[Collection entries]

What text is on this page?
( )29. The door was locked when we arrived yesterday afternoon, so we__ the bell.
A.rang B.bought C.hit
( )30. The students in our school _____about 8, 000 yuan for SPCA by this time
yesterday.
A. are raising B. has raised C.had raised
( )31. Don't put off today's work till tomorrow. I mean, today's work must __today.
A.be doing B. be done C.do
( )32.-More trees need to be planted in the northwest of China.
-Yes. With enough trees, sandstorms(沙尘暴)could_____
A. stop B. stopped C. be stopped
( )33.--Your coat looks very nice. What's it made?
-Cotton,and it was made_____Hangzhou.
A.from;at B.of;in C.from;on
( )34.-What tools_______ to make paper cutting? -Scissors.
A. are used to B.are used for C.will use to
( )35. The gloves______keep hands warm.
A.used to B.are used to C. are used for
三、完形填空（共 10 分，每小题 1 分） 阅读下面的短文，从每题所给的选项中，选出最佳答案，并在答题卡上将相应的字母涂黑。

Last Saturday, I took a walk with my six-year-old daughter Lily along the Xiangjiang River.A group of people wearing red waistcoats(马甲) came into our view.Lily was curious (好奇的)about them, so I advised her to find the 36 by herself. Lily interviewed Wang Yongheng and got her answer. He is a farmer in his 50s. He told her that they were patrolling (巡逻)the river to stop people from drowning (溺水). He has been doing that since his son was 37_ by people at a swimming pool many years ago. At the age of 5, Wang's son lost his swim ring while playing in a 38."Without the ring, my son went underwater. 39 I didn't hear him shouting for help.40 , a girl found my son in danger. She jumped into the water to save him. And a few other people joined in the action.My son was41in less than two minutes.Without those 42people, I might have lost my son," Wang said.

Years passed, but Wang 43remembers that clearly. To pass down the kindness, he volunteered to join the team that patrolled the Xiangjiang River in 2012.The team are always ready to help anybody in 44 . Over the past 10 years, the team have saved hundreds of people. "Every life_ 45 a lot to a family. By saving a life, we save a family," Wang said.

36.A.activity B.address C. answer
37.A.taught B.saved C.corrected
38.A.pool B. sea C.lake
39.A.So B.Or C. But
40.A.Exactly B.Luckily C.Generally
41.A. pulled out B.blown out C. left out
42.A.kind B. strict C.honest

TASK GOAL: Look through the listing and extract every line with "yesterday" in it.

SOLUTION TO THIS TASK:
( )29. The door was locked when we arrived yesterday afternoon, so we__ the bell.
yesterday.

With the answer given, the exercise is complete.